▸ TO DO
Once the pictures are set aside, transcribe the remaining data exactly.

[Data items]
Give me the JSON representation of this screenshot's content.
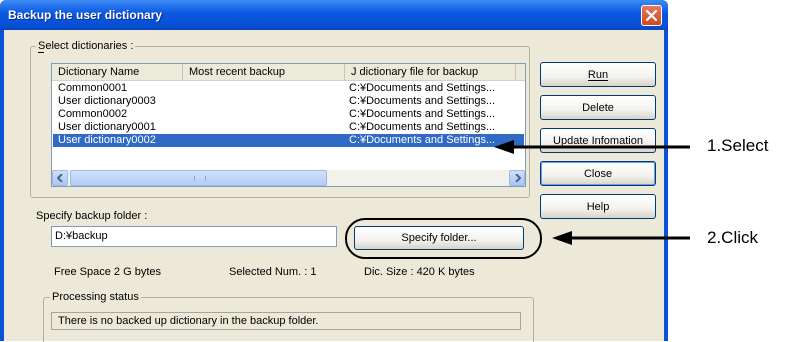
{
  "window": {
    "title": "Backup the user dictionary",
    "close_icon": "close-icon",
    "colors": {
      "titlebar": "#0a57e0",
      "face": "#ece9d8",
      "selection": "#316ac5"
    }
  },
  "dictionaries": {
    "label": "Select dictionaries :",
    "columns": [
      "Dictionary Name",
      "Most recent backup",
      "J dictionary file for backup"
    ],
    "rows": [
      {
        "name": "Common0001",
        "recent": "",
        "file": "C:¥Documents and Settings..."
      },
      {
        "name": "User dictionary0003",
        "recent": "",
        "file": "C:¥Documents and Settings..."
      },
      {
        "name": "Common0002",
        "recent": "",
        "file": "C:¥Documents and Settings..."
      },
      {
        "name": "User dictionary0001",
        "recent": "",
        "file": "C:¥Documents and Settings..."
      },
      {
        "name": "User dictionary0002",
        "recent": "",
        "file": "C:¥Documents and Settings...",
        "selected": true
      }
    ]
  },
  "buttons": {
    "run": "Run",
    "delete": "Delete",
    "update": "Update Infomation",
    "close": "Close",
    "help": "Help",
    "specify_folder": "Specify folder..."
  },
  "backup_folder": {
    "label": "Specify backup folder :",
    "value": "D:¥backup"
  },
  "info": {
    "free_space": "Free Space  2 G bytes",
    "selected_num": "Selected Num. : 1",
    "dic_size": "Dic. Size :  420 K bytes"
  },
  "processing": {
    "label": "Processing status",
    "message": "There is no backed up dictionary in the backup folder."
  },
  "callouts": {
    "select": "1.Select",
    "click": "2.Click"
  }
}
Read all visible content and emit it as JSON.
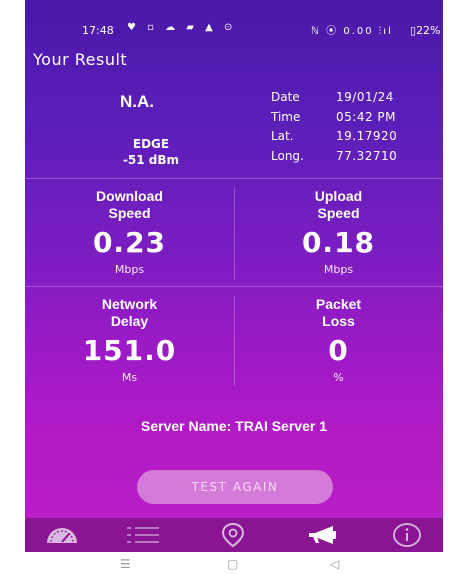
{
  "status_bar": {
    "time": "17:48",
    "left_icons": "♥ ▫ ☁ ▰ ▲ ⊙",
    "right_icons": "ℕ ⦿ 0.00 ⫶ıl",
    "speed_text": "0.00",
    "battery_text": "22%"
  },
  "header": {
    "title": "Your Result"
  },
  "info": {
    "operator": "N.A.",
    "network_type": "EDGE",
    "signal": "-51 dBm",
    "date_label": "Date",
    "date_value": "19/01/24",
    "time_label": "Time",
    "time_value": "05:42 PM",
    "lat_label": "Lat.",
    "lat_value": "19.17920",
    "long_label": "Long.",
    "long_value": "77.32710"
  },
  "metrics": {
    "download": {
      "title_line1": "Download",
      "title_line2": "Speed",
      "value": "0.23",
      "unit": "Mbps"
    },
    "upload": {
      "title_line1": "Upload",
      "title_line2": "Speed",
      "value": "0.18",
      "unit": "Mbps"
    },
    "delay": {
      "title_line1": "Network",
      "title_line2": "Delay",
      "value": "151.0",
      "unit": "Ms"
    },
    "loss": {
      "title_line1": "Packet",
      "title_line2": "Loss",
      "value": "0",
      "unit": "%"
    }
  },
  "server": {
    "text": "Server Name: TRAI Server 1"
  },
  "actions": {
    "test_again": "TEST AGAIN"
  },
  "bottom_nav": {
    "items": [
      {
        "icon": "speedometer-icon"
      },
      {
        "icon": "list-icon"
      },
      {
        "icon": "location-pin-icon"
      },
      {
        "icon": "megaphone-icon",
        "active": true
      },
      {
        "icon": "info-icon"
      }
    ]
  },
  "colors": {
    "gradient_top": "#4a18a8",
    "gradient_bottom": "#bb1fc7",
    "button": "#d47ad8",
    "nav_bar": "#8a1593"
  }
}
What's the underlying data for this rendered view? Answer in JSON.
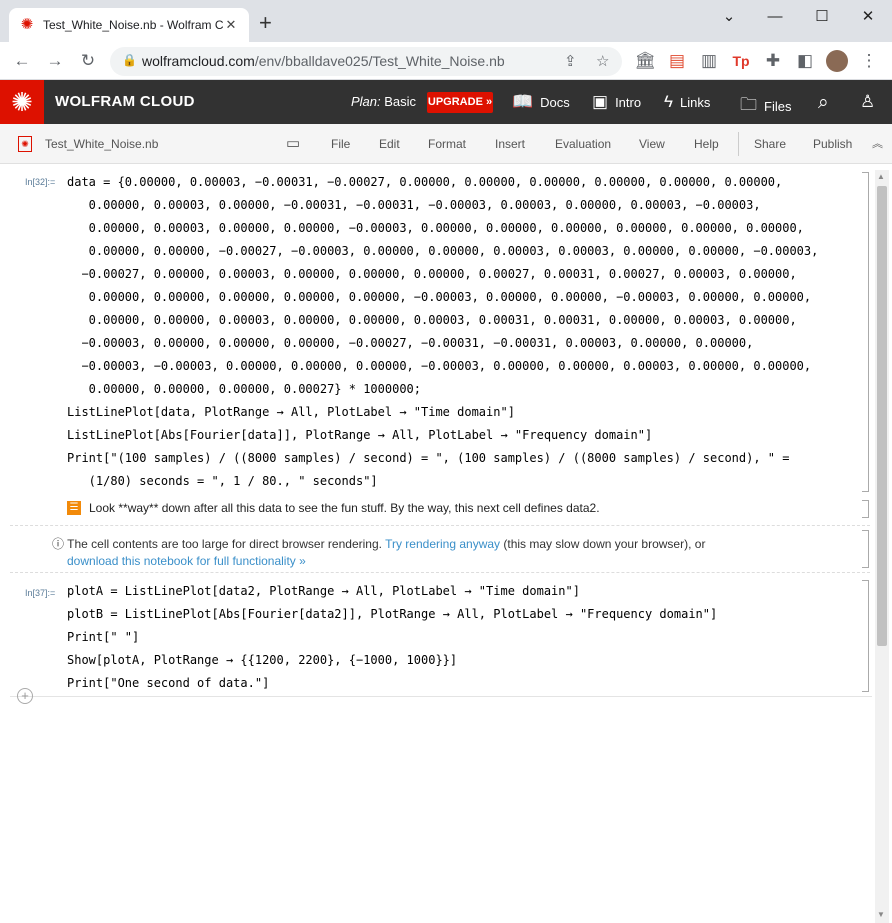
{
  "browser": {
    "tab_title": "Test_White_Noise.nb - Wolfram C",
    "url_host": "wolframcloud.com",
    "url_path": "/env/bballdave025/Test_White_Noise.nb"
  },
  "header": {
    "title": "WOLFRAM CLOUD",
    "plan_label": "Plan:",
    "plan_value": "Basic",
    "upgrade": "UPGRADE »",
    "docs": "Docs",
    "intro": "Intro",
    "links": "Links",
    "files": "Files"
  },
  "toolbar": {
    "notebook_name": "Test_White_Noise.nb",
    "menus": [
      "File",
      "Edit",
      "Format",
      "Insert",
      "Evaluation",
      "View",
      "Help"
    ],
    "share": "Share",
    "publish": "Publish"
  },
  "cell32": {
    "label": "In[32]:=",
    "data_lines": [
      "data = {0.00000, 0.00003, −0.00031, −0.00027, 0.00000, 0.00000, 0.00000, 0.00000, 0.00000, 0.00000,",
      "   0.00000, 0.00003, 0.00000, −0.00031, −0.00031, −0.00003, 0.00003, 0.00000, 0.00003, −0.00003,",
      "   0.00000, 0.00003, 0.00000, 0.00000, −0.00003, 0.00000, 0.00000, 0.00000, 0.00000, 0.00000, 0.00000,",
      "   0.00000, 0.00000, −0.00027, −0.00003, 0.00000, 0.00000, 0.00003, 0.00003, 0.00000, 0.00000, −0.00003,",
      "  −0.00027, 0.00000, 0.00003, 0.00000, 0.00000, 0.00000, 0.00027, 0.00031, 0.00027, 0.00003, 0.00000,",
      "   0.00000, 0.00000, 0.00000, 0.00000, 0.00000, −0.00003, 0.00000, 0.00000, −0.00003, 0.00000, 0.00000,",
      "   0.00000, 0.00000, 0.00003, 0.00000, 0.00000, 0.00003, 0.00031, 0.00031, 0.00000, 0.00003, 0.00000,",
      "  −0.00003, 0.00000, 0.00000, 0.00000, −0.00027, −0.00031, −0.00031, 0.00003, 0.00000, 0.00000,",
      "  −0.00003, −0.00003, 0.00000, 0.00000, 0.00000, −0.00003, 0.00000, 0.00000, 0.00003, 0.00000, 0.00000,",
      "   0.00000, 0.00000, 0.00000, 0.00027} * 1000000;"
    ],
    "plot1": "ListLinePlot[data, PlotRange → All, PlotLabel → \"Time domain\"]",
    "plot2": "ListLinePlot[Abs[Fourier[data]], PlotRange → All, PlotLabel → \"Frequency domain\"]",
    "print1": "Print[\"(100 samples) / ((8000 samples) / second) = \", (100 samples) / ((8000 samples) / second), \" =",
    "print2": "   (1/80) seconds = \", 1 / 80., \" seconds\"]"
  },
  "text_cell": "Look **way** down after all this data to see the fun stuff. By the way, this next cell defines data2.",
  "message": {
    "info": "The cell contents are too large for direct browser rendering.",
    "try_link": "Try rendering anyway",
    "rest": "(this may slow down your browser), or",
    "download_link": "download this notebook for full functionality »"
  },
  "cell37": {
    "label": "In[37]:=",
    "lines": [
      "plotA = ListLinePlot[data2, PlotRange → All, PlotLabel → \"Time domain\"]",
      "plotB = ListLinePlot[Abs[Fourier[data2]], PlotRange → All, PlotLabel → \"Frequency domain\"]",
      "Print[\" \"]",
      "Show[plotA, PlotRange → {{1200, 2200}, {−1000, 1000}}]",
      "Print[\"One second of data.\"]"
    ]
  }
}
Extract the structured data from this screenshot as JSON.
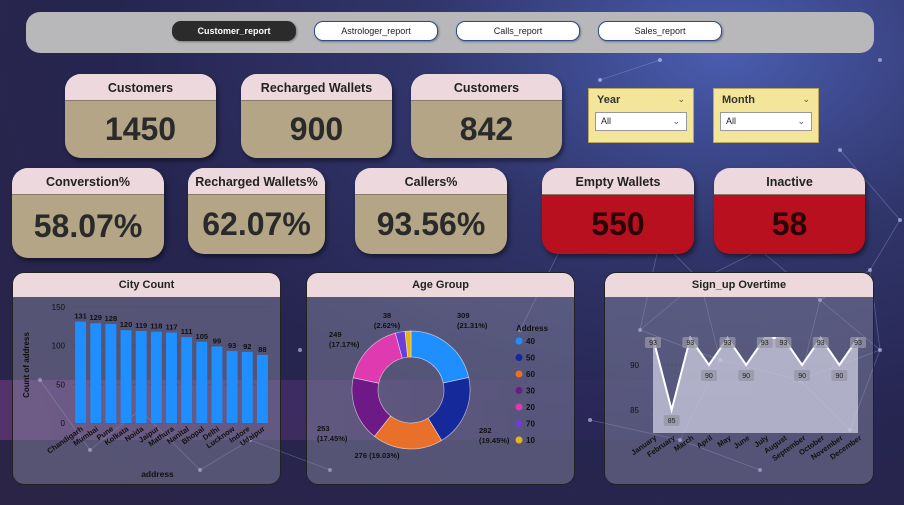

▸ THE RESPONSE
Give me the JSON representation of this screenshot's content.
{
  "window": {
    "title": "Backup the user dictionary",
    "close_icon": "close-icon",
    "colors": {
      "titlebar": "#0a57e0",
      "face": "#ece9d8",
      "selection": "#316ac5"
    }
  },
  "dictionaries": {
    "label": "Select dictionaries :",
    "columns": [
      "Dictionary Name",
      "Most recent backup",
      "J dictionary file for backup"
    ],
    "rows": [
      {
        "name": "Common0001",
        "recent": "",
        "file": "C:¥Documents and Settings..."
      },
      {
        "name": "User dictionary0003",
        "recent": "",
        "file": "C:¥Documents and Settings..."
      },
      {
        "name": "Common0002",
        "recent": "",
        "file": "C:¥Documents and Settings..."
      },
      {
        "name": "User dictionary0001",
        "recent": "",
        "file": "C:¥Documents and Settings..."
      },
      {
        "name": "User dictionary0002",
        "recent": "",
        "file": "C:¥Documents and Settings...",
        "selected": true
      }
    ]
  },
  "buttons": {
    "run": "Run",
    "delete": "Delete",
    "update": "Update Infomation",
    "close": "Close",
    "help": "Help",
    "specify_folder": "Specify folder..."
  },
  "backup_folder": {
    "label": "Specify backup folder :",
    "value": "D:¥backup"
  },
  "info": {
    "free_space": "Free Space  2 G bytes",
    "selected_num": "Selected Num. : 1",
    "dic_size": "Dic. Size :  420 K bytes"
  },
  "processing": {
    "label": "Processing status",
    "message": "There is no backed up dictionary in the backup folder."
  },
  "callouts": {
    "select": "1.Select",
    "click": "2.Click"
  }
}
Read all visible content and emit it as JSON.
{
  "status_bar": {
    "time": "17:48",
    "left_icons": "♥ ▫ ☁ ▰ ▲ ⊙",
    "right_icons": "ℕ ⦿ 0.00 ⫶ıl",
    "speed_text": "0.00",
    "battery_text": "22%"
  },
  "header": {
    "title": "Your Result"
  },
  "info": {
    "operator": "N.A.",
    "network_type": "EDGE",
    "signal": "-51 dBm",
    "date_label": "Date",
    "date_value": "19/01/24",
    "time_label": "Time",
    "time_value": "05:42 PM",
    "lat_label": "Lat.",
    "lat_value": "19.17920",
    "long_label": "Long.",
    "long_value": "77.32710"
  },
  "metrics": {
    "download": {
      "title_line1": "Download",
      "title_line2": "Speed",
      "value": "0.23",
      "unit": "Mbps"
    },
    "upload": {
      "title_line1": "Upload",
      "title_line2": "Speed",
      "value": "0.18",
      "unit": "Mbps"
    },
    "delay": {
      "title_line1": "Network",
      "title_line2": "Delay",
      "value": "151.0",
      "unit": "Ms"
    },
    "loss": {
      "title_line1": "Packet",
      "title_line2": "Loss",
      "value": "0",
      "unit": "%"
    }
  },
  "server": {
    "text": "Server Name: TRAI Server 1"
  },
  "actions": {
    "test_again": "TEST AGAIN"
  },
  "bottom_nav": {
    "items": [
      {
        "icon": "speedometer-icon"
      },
      {
        "icon": "list-icon"
      },
      {
        "icon": "location-pin-icon"
      },
      {
        "icon": "megaphone-icon",
        "active": true
      },
      {
        "icon": "info-icon"
      }
    ]
  },
  "colors": {
    "gradient_top": "#4a18a8",
    "gradient_bottom": "#bb1fc7",
    "button": "#d47ad8",
    "nav_bar": "#8a1593"
  }
}
What's the underlying data for this rendered view? Answer in JSON.
{
  "browser": {
    "tab_title": "Test_White_Noise.nb - Wolfram C",
    "url_host": "wolframcloud.com",
    "url_path": "/env/bballdave025/Test_White_Noise.nb"
  },
  "header": {
    "title": "WOLFRAM CLOUD",
    "plan_label": "Plan:",
    "plan_value": "Basic",
    "upgrade": "UPGRADE »",
    "docs": "Docs",
    "intro": "Intro",
    "links": "Links",
    "files": "Files"
  },
  "toolbar": {
    "notebook_name": "Test_White_Noise.nb",
    "menus": [
      "File",
      "Edit",
      "Format",
      "Insert",
      "Evaluation",
      "View",
      "Help"
    ],
    "share": "Share",
    "publish": "Publish"
  },
  "cell32": {
    "label": "In[32]:=",
    "data_lines": [
      "data = {0.00000, 0.00003, −0.00031, −0.00027, 0.00000, 0.00000, 0.00000, 0.00000, 0.00000, 0.00000,",
      "   0.00000, 0.00003, 0.00000, −0.00031, −0.00031, −0.00003, 0.00003, 0.00000, 0.00003, −0.00003,",
      "   0.00000, 0.00003, 0.00000, 0.00000, −0.00003, 0.00000, 0.00000, 0.00000, 0.00000, 0.00000, 0.00000,",
      "   0.00000, 0.00000, −0.00027, −0.00003, 0.00000, 0.00000, 0.00003, 0.00003, 0.00000, 0.00000, −0.00003,",
      "  −0.00027, 0.00000, 0.00003, 0.00000, 0.00000, 0.00000, 0.00027, 0.00031, 0.00027, 0.00003, 0.00000,",
      "   0.00000, 0.00000, 0.00000, 0.00000, 0.00000, −0.00003, 0.00000, 0.00000, −0.00003, 0.00000, 0.00000,",
      "   0.00000, 0.00000, 0.00003, 0.00000, 0.00000, 0.00003, 0.00031, 0.00031, 0.00000, 0.00003, 0.00000,",
      "  −0.00003, 0.00000, 0.00000, 0.00000, −0.00027, −0.00031, −0.00031, 0.00003, 0.00000, 0.00000,",
      "  −0.00003, −0.00003, 0.00000, 0.00000, 0.00000, −0.00003, 0.00000, 0.00000, 0.00003, 0.00000, 0.00000,",
      "   0.00000, 0.00000, 0.00000, 0.00027} * 1000000;"
    ],
    "plot1": "ListLinePlot[data, PlotRange → All, PlotLabel → \"Time domain\"]",
    "plot2": "ListLinePlot[Abs[Fourier[data]], PlotRange → All, PlotLabel → \"Frequency domain\"]",
    "print1": "Print[\"(100 samples) / ((8000 samples) / second) = \", (100 samples) / ((8000 samples) / second), \" =",
    "print2": "   (1/80) seconds = \", 1 / 80., \" seconds\"]"
  },
  "text_cell": "Look **way** down after all this data to see the fun stuff. By the way, this next cell defines data2.",
  "message": {
    "info": "The cell contents are too large for direct browser rendering.",
    "try_link": "Try rendering anyway",
    "rest": "(this may slow down your browser), or",
    "download_link": "download this notebook for full functionality »"
  },
  "cell37": {
    "label": "In[37]:=",
    "lines": [
      "plotA = ListLinePlot[data2, PlotRange → All, PlotLabel → \"Time domain\"]",
      "plotB = ListLinePlot[Abs[Fourier[data2]], PlotRange → All, PlotLabel → \"Frequency domain\"]",
      "Print[\" \"]",
      "Show[plotA, PlotRange → {{1200, 2200}, {−1000, 1000}}]",
      "Print[\"One second of data.\"]"
    ]
  }
}
Extract the structured data from this screenshot as JSON.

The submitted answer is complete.